***** Data entries *****
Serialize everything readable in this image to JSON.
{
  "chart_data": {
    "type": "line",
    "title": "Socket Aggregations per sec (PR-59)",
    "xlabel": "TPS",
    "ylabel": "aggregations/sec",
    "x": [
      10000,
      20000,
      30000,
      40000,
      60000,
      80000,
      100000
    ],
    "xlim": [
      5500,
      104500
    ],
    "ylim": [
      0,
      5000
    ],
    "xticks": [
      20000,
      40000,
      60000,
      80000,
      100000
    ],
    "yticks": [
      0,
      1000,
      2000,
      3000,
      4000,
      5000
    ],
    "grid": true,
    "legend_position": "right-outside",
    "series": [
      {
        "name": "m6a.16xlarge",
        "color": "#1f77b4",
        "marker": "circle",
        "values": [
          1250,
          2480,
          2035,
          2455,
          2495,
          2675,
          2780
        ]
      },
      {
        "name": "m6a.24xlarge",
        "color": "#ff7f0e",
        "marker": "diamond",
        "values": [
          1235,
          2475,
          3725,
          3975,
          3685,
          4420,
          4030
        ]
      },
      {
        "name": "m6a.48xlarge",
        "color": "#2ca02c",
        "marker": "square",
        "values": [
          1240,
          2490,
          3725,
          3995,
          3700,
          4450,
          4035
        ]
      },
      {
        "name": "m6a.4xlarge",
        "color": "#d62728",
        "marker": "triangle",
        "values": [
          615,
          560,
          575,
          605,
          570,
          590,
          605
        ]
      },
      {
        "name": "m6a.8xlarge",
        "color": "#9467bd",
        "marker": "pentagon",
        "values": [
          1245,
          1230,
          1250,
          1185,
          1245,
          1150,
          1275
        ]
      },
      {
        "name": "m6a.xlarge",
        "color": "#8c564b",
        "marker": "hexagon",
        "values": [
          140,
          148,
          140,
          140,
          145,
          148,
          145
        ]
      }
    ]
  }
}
*****
***** Data entries *****
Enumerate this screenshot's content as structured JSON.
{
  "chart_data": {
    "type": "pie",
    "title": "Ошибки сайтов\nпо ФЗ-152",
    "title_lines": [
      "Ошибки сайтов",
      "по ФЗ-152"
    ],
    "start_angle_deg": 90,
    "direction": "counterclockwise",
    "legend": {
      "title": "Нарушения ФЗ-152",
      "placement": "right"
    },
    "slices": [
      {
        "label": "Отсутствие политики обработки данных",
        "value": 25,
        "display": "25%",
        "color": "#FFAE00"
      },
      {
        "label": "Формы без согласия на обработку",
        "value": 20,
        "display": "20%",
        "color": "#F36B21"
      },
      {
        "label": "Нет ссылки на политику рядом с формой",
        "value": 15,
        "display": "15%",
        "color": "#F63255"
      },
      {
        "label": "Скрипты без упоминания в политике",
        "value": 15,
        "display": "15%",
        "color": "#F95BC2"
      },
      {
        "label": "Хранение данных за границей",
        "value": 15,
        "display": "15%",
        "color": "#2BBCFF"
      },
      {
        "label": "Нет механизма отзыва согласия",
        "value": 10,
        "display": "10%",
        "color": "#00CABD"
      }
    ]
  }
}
*****
Task objective.
Search the data above for the word "согласия", then gather each line in which it appears.

Full solution.
        "label": "Формы без согласия на обработку",
        "label": "Нет механизма отзыва согласия",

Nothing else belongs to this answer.